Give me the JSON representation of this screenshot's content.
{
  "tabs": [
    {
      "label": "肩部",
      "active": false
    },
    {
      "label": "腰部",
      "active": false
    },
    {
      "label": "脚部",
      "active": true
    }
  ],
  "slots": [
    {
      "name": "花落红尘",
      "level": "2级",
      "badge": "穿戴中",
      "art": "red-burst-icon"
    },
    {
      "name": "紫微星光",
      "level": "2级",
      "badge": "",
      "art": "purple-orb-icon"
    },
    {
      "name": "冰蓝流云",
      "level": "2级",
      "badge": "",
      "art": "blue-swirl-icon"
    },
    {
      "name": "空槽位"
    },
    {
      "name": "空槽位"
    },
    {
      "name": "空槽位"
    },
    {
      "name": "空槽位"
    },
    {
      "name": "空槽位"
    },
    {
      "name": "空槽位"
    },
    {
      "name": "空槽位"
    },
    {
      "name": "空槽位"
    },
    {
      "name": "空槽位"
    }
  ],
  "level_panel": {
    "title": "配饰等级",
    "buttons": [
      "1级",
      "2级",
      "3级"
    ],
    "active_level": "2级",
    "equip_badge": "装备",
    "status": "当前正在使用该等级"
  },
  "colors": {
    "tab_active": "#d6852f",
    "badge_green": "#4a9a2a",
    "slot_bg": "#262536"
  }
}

**REQUEST**
Return every line of the preceding records in which the word "icon" appears.

**SOLUTION**
      "art": "red-burst-icon"
      "art": "purple-orb-icon"
      "art": "blue-swirl-icon"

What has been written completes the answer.